STATED PROBLEM => Read the material below. Count the lines containing "name" and give that count alone.

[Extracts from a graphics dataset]
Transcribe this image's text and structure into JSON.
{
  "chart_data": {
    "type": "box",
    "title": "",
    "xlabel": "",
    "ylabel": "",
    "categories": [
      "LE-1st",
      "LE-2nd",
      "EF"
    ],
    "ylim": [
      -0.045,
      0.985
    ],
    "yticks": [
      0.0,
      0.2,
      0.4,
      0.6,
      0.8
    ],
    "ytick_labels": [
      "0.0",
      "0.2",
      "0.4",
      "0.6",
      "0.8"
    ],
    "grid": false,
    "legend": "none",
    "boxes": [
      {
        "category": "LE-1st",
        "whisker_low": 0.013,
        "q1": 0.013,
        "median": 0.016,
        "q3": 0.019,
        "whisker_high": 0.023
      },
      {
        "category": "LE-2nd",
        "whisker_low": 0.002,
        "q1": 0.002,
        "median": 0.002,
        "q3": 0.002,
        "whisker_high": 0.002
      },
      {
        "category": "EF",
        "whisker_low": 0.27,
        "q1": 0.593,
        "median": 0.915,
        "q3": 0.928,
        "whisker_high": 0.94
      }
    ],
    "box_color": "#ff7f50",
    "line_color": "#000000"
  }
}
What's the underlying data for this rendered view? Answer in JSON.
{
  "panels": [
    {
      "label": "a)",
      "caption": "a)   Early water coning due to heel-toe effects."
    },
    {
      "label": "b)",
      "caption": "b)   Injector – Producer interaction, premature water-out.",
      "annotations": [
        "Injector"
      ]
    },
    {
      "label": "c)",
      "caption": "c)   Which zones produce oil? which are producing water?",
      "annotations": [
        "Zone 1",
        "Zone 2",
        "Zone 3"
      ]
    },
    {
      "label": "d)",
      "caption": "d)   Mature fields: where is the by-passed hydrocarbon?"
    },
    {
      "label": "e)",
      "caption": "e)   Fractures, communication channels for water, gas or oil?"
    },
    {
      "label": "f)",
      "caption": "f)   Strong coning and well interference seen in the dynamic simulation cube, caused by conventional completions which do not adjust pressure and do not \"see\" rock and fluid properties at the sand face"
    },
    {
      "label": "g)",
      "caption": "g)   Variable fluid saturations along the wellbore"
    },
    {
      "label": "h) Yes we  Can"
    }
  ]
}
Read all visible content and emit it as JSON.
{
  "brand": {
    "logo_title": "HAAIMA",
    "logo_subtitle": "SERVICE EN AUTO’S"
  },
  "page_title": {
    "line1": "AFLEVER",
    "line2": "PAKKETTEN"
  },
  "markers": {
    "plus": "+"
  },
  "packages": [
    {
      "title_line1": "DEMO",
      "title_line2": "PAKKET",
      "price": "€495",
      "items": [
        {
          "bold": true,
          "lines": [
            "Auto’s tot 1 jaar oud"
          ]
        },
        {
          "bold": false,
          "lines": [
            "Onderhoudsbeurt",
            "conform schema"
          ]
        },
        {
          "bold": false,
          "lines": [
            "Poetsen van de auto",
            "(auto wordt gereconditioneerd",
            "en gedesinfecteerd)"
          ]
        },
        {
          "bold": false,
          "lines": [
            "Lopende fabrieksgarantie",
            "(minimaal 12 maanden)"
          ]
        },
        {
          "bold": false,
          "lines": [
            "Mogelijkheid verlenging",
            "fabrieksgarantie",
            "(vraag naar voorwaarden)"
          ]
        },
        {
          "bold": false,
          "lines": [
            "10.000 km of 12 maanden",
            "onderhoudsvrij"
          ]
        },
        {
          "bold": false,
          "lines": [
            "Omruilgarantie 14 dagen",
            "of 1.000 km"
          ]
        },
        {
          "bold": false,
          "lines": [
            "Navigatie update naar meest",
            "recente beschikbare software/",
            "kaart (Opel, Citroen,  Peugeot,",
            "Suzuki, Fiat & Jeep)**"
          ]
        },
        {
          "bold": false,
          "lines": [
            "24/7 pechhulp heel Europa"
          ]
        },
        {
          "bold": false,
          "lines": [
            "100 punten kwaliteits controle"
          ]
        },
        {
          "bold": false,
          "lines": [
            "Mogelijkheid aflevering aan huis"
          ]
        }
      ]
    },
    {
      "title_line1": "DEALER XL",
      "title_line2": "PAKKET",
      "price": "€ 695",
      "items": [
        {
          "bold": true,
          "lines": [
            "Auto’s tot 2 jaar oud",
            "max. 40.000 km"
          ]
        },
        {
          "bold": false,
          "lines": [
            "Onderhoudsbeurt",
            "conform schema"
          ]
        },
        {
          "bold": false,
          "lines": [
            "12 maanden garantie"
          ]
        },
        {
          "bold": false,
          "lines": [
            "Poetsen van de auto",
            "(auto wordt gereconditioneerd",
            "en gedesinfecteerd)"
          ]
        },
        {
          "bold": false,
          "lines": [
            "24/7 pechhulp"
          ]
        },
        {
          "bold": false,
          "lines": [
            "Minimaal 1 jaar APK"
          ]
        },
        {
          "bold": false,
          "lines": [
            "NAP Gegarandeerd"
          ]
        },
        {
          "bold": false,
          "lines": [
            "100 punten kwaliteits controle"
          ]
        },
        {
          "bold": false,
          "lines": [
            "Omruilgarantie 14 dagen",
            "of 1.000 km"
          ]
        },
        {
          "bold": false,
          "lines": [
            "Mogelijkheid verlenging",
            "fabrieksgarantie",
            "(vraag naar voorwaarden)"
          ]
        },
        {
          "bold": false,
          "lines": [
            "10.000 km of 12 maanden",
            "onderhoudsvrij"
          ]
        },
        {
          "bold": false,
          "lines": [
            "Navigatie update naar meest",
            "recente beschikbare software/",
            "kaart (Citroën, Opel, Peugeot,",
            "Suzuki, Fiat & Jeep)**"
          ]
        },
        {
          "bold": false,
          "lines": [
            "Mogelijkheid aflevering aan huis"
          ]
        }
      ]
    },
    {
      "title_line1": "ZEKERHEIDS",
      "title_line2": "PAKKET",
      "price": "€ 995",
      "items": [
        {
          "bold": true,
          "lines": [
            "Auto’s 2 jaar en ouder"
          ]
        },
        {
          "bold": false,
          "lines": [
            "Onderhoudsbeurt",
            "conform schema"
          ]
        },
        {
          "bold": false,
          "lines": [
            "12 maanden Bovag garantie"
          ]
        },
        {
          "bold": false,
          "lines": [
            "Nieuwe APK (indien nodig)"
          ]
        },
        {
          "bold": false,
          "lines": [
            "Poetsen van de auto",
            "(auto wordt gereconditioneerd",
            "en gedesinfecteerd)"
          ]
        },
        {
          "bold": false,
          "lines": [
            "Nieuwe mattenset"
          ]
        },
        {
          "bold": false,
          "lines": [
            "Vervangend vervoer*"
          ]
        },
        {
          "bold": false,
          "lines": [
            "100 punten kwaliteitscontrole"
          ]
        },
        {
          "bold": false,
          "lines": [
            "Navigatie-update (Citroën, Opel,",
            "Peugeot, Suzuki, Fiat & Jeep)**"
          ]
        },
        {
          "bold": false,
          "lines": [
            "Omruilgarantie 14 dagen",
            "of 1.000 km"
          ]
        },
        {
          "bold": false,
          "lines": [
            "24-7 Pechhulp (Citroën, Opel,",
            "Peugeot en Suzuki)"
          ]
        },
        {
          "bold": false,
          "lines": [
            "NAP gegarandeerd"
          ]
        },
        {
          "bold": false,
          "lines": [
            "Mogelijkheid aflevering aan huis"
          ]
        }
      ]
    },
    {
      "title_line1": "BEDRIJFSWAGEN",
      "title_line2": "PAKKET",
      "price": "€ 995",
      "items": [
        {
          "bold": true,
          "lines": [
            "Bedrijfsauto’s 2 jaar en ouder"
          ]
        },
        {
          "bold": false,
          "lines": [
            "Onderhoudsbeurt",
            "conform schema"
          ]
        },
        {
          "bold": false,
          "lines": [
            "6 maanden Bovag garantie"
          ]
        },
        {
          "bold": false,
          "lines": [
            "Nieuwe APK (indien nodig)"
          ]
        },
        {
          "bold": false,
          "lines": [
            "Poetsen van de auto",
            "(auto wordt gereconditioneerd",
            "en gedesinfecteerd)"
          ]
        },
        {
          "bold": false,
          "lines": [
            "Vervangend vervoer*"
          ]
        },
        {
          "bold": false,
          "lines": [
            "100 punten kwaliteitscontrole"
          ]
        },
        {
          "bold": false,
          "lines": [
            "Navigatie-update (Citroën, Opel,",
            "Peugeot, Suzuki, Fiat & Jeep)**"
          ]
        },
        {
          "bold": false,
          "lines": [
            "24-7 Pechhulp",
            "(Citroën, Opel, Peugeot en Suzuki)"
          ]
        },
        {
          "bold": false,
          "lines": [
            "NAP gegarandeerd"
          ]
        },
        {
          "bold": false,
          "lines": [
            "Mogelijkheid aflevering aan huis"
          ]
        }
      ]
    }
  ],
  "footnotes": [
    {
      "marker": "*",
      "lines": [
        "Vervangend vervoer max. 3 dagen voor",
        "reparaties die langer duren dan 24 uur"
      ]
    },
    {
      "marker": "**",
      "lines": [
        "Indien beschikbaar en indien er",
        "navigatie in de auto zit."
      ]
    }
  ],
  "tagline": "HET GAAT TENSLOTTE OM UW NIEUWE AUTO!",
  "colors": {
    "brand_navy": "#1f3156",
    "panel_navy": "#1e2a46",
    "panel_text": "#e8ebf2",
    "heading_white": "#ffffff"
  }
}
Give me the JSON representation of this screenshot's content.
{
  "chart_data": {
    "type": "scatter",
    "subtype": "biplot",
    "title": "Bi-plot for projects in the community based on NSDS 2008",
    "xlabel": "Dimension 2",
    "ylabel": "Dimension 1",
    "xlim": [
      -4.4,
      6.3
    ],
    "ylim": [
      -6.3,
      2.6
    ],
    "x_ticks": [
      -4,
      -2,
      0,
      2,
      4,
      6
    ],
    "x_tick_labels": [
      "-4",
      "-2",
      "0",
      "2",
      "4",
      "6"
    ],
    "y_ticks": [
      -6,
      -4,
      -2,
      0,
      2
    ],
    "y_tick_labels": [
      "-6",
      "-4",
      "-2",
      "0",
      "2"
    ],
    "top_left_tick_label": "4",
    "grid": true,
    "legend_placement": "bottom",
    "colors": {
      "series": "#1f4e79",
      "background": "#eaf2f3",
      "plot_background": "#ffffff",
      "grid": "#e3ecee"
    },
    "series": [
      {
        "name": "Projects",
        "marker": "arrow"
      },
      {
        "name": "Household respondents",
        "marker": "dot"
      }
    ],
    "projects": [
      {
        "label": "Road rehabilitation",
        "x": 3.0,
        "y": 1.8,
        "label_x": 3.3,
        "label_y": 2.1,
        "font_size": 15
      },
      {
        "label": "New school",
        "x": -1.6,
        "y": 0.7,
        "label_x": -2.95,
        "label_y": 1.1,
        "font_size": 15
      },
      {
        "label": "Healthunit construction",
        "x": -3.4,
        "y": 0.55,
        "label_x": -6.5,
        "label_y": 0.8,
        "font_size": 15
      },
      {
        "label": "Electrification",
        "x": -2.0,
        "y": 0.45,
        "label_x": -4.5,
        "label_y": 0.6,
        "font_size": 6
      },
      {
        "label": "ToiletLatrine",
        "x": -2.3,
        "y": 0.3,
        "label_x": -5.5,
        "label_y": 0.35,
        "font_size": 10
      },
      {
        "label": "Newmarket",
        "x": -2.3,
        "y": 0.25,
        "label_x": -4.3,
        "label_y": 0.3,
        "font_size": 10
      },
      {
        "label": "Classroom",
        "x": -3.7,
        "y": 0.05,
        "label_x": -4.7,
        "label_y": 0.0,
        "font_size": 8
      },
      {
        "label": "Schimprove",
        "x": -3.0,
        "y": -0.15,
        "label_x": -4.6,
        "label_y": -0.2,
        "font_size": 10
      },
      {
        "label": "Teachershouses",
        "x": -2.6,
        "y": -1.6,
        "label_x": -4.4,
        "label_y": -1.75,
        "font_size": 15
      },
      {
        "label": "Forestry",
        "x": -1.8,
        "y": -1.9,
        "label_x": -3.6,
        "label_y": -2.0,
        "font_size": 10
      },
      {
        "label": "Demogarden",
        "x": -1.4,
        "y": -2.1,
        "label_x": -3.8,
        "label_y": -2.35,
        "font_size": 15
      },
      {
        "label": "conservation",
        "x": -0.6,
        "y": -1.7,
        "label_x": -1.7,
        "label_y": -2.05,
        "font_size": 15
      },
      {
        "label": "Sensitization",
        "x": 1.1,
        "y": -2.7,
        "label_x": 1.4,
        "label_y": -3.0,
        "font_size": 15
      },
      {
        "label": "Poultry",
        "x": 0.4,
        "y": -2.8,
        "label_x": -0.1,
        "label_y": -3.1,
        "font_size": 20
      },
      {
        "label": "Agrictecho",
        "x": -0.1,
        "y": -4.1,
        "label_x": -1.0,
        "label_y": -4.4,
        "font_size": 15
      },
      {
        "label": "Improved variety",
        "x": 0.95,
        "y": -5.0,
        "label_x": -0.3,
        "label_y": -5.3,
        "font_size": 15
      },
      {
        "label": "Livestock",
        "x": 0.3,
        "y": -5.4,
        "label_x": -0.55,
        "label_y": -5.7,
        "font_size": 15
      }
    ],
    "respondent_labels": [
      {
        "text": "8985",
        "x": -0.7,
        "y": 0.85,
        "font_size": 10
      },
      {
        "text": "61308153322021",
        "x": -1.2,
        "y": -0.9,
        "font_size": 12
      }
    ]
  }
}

REPLY => 2